■ Task
Can you pull out each line of the data below that includes the word "воспитании"?

■ Provided material
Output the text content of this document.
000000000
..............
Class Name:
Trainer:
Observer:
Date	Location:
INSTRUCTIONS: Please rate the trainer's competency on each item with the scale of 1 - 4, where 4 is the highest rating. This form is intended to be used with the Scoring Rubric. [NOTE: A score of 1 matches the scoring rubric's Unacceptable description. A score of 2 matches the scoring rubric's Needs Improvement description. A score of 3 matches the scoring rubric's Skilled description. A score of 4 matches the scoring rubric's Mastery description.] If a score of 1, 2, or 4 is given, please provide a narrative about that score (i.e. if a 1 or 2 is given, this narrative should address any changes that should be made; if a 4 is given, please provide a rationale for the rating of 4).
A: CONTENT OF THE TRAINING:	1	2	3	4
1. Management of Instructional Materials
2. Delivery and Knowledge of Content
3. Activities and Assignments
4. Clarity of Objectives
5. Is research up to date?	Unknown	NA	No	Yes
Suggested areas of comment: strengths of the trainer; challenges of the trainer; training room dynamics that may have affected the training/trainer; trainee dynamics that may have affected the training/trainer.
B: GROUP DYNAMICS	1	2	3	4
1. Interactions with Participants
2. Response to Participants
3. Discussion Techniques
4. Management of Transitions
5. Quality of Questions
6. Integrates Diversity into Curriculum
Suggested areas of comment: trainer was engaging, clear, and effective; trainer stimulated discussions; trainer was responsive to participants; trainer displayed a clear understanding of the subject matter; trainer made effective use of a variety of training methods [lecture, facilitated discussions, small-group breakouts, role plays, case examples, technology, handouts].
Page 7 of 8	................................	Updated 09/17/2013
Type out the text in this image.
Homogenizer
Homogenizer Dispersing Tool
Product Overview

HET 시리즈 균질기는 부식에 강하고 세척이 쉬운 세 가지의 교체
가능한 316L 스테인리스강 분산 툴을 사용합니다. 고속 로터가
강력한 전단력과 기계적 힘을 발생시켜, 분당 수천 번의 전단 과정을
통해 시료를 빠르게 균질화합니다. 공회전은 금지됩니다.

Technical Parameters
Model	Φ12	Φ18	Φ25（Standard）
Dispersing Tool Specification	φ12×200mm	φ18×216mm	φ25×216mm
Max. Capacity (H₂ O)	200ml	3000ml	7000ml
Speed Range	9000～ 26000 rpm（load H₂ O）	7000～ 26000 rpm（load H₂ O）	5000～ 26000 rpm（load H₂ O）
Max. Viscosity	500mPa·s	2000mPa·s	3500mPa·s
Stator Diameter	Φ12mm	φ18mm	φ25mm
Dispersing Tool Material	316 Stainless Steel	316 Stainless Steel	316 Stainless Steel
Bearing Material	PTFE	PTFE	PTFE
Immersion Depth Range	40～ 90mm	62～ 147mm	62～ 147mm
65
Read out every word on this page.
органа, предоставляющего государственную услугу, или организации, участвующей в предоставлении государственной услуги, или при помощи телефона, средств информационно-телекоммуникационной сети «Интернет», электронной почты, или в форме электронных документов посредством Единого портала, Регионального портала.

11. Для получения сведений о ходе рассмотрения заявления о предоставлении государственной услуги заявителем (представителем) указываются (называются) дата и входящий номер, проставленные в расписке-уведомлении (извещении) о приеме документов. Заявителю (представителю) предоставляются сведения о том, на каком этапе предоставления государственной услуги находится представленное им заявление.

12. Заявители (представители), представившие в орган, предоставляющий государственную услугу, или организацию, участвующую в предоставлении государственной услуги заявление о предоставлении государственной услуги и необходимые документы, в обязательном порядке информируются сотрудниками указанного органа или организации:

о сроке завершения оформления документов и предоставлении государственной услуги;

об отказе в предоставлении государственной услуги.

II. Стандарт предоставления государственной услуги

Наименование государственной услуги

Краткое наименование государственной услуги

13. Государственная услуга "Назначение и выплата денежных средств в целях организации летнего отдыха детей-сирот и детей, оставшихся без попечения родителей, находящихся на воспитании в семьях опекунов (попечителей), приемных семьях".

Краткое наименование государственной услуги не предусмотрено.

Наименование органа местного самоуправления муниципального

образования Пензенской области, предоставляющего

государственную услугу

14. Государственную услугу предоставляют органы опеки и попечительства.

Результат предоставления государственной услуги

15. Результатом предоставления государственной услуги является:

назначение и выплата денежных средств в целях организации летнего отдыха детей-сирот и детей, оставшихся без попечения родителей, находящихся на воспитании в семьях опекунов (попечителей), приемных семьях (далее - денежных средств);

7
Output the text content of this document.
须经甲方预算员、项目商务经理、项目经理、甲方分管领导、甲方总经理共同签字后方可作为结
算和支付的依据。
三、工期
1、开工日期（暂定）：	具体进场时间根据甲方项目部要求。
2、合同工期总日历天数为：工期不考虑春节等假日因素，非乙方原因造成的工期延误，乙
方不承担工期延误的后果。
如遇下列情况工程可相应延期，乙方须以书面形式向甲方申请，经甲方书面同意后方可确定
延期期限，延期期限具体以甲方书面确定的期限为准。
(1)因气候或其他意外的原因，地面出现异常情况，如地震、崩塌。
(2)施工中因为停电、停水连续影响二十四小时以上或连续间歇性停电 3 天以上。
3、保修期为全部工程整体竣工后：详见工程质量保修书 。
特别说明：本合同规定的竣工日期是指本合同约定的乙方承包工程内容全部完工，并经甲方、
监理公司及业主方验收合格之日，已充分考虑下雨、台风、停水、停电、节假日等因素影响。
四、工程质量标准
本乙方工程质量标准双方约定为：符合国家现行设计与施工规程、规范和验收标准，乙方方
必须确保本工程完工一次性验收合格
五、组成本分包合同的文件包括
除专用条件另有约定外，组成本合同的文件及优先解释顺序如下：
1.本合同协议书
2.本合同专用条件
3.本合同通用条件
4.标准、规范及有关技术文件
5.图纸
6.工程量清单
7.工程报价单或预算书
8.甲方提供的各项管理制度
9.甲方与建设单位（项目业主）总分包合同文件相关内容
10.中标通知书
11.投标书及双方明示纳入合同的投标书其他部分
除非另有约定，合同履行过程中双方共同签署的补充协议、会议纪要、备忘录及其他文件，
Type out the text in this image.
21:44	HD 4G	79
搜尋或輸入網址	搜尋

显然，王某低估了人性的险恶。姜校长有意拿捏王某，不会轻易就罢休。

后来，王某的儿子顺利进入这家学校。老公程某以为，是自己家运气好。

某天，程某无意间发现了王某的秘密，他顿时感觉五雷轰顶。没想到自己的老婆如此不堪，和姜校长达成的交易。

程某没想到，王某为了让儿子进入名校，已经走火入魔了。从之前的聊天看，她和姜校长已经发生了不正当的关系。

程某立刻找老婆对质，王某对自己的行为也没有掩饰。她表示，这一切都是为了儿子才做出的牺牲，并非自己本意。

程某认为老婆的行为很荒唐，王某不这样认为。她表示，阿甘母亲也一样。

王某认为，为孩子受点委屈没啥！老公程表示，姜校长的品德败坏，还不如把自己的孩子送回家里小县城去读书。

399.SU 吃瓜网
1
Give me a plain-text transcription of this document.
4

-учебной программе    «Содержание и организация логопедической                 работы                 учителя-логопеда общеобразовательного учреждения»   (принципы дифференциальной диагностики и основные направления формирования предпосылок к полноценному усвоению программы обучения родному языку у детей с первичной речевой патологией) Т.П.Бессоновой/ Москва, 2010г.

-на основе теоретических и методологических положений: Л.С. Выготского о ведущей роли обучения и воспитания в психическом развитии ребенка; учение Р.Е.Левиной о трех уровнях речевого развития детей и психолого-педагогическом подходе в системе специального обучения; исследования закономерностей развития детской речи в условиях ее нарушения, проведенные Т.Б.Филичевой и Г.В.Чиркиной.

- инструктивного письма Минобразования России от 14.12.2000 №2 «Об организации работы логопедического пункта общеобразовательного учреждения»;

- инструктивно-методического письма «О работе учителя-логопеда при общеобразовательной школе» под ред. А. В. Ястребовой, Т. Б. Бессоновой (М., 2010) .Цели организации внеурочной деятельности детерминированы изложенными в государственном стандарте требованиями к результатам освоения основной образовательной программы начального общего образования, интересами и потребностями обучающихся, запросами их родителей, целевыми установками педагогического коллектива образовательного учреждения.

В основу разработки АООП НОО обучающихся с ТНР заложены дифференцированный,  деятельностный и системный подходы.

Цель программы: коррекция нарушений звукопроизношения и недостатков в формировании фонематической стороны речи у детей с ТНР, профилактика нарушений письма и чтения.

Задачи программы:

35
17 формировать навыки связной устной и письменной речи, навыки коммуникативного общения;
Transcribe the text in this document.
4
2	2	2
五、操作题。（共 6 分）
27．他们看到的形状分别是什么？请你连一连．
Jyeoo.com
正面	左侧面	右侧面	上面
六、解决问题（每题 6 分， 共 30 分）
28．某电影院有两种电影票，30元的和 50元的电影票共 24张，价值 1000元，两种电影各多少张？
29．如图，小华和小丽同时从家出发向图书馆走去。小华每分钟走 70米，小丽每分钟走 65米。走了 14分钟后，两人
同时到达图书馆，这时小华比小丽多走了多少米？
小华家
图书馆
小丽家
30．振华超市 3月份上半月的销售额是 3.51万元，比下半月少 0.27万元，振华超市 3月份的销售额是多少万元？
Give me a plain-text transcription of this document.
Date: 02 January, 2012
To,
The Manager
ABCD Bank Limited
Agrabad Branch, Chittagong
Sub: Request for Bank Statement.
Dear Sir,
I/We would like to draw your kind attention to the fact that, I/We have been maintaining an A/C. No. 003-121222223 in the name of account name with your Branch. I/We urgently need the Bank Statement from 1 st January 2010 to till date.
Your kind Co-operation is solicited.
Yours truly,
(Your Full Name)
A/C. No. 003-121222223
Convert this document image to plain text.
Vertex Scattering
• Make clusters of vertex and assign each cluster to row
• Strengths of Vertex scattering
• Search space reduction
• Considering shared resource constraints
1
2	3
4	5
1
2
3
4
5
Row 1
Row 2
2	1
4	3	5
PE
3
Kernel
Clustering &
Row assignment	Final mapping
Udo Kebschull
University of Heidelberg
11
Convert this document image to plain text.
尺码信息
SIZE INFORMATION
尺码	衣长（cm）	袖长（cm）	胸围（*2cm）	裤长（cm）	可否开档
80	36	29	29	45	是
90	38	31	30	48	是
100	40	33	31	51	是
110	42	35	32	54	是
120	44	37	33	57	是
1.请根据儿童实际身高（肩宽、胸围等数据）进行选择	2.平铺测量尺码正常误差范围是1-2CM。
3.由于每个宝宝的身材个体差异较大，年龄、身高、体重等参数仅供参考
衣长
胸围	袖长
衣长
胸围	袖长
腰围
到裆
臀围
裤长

■ Correct answer
13. Государственная услуга "Назначение и выплата денежных средств в целях организации летнего отдыха детей-сирот и детей, оставшихся без попечения родителей, находящихся на воспитании в семьях опекунов (попечителей), приемных семьях".
назначение и выплата денежных средств в целях организации летнего отдыха детей-сирот и детей, оставшихся без попечения родителей, находящихся на воспитании в семьях опекунов (попечителей), приемных семьях (далее - денежных средств);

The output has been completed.